**Exercise objective**
Whenever a line in the data contains "Calories", show that line.

**Records to process**
• • •
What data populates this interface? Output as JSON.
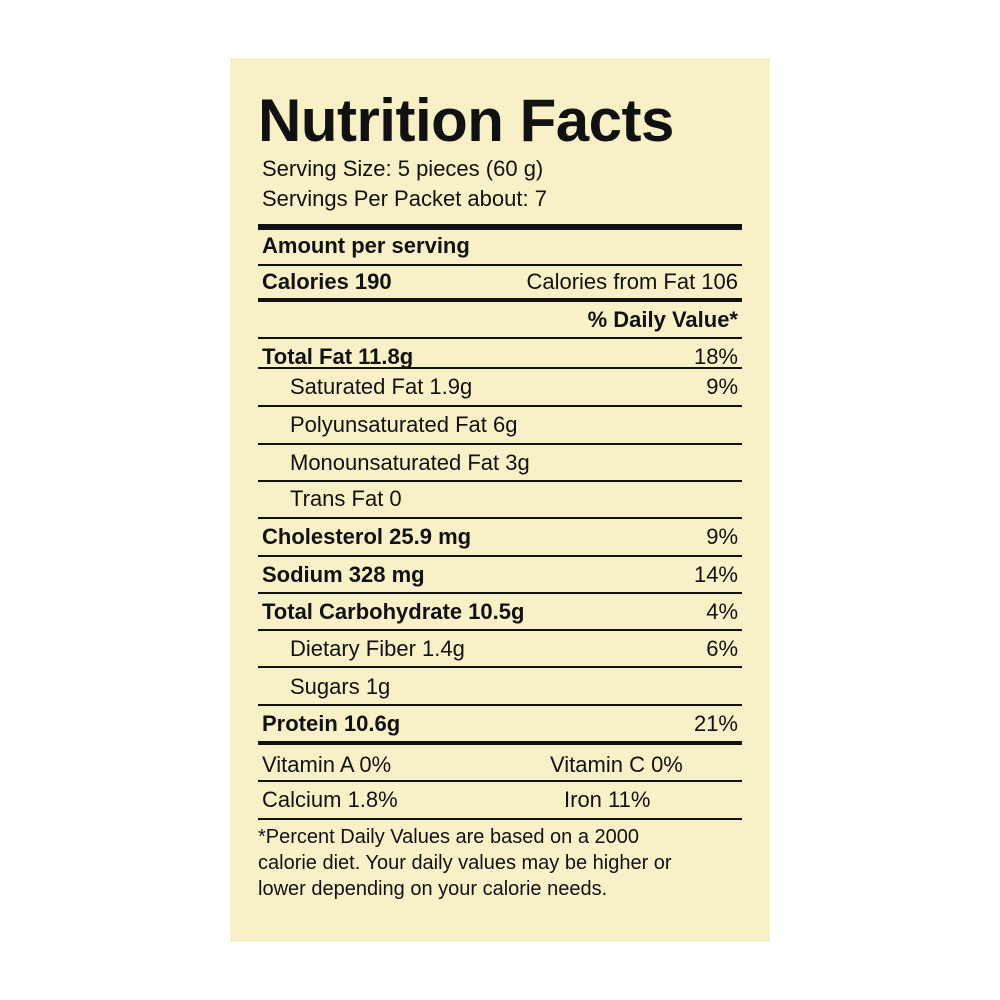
{
  "title": "Nutrition Facts",
  "serving_size": "Serving Size: 5 pieces (60 g)",
  "servings_per_packet": "Servings Per Packet about: 7",
  "amount_per_serving": "Amount per serving",
  "calories": "Calories 190",
  "calories_from_fat": "Calories from Fat 106",
  "daily_value_header": "% Daily Value*",
  "nutrients": [
    {
      "label": "Total Fat  11.8g",
      "dv": "18%"
    },
    {
      "label": "Saturated Fat 1.9g",
      "dv": "9%"
    },
    {
      "label": "Polyunsaturated Fat  6g",
      "dv": ""
    },
    {
      "label": "Monounsaturated Fat 3g",
      "dv": ""
    },
    {
      "label": "Trans Fat 0",
      "dv": ""
    },
    {
      "label": "Cholesterol 25.9 mg",
      "dv": "9%"
    },
    {
      "label": "Sodium 328 mg",
      "dv": "14%"
    },
    {
      "label": "Total Carbohydrate  10.5g",
      "dv": "4%"
    },
    {
      "label": "Dietary Fiber 1.4g",
      "dv": "6%"
    },
    {
      "label": "Sugars 1g",
      "dv": ""
    },
    {
      "label": "Protein 10.6g",
      "dv": "21%"
    }
  ],
  "vitamins": {
    "vitamin_a": "Vitamin A 0%",
    "vitamin_c": "Vitamin C 0%",
    "calcium": "Calcium 1.8%",
    "iron": "Iron 11%"
  },
  "footnote": [
    "*Percent Daily Values are based on a 2000",
    "calorie diet. Your daily values may be higher or",
    "lower depending on your calorie needs."
  ]
}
• • •
**Response box**
  "calories": "Calories 190",
  "calories_from_fat": "Calories from Fat 106",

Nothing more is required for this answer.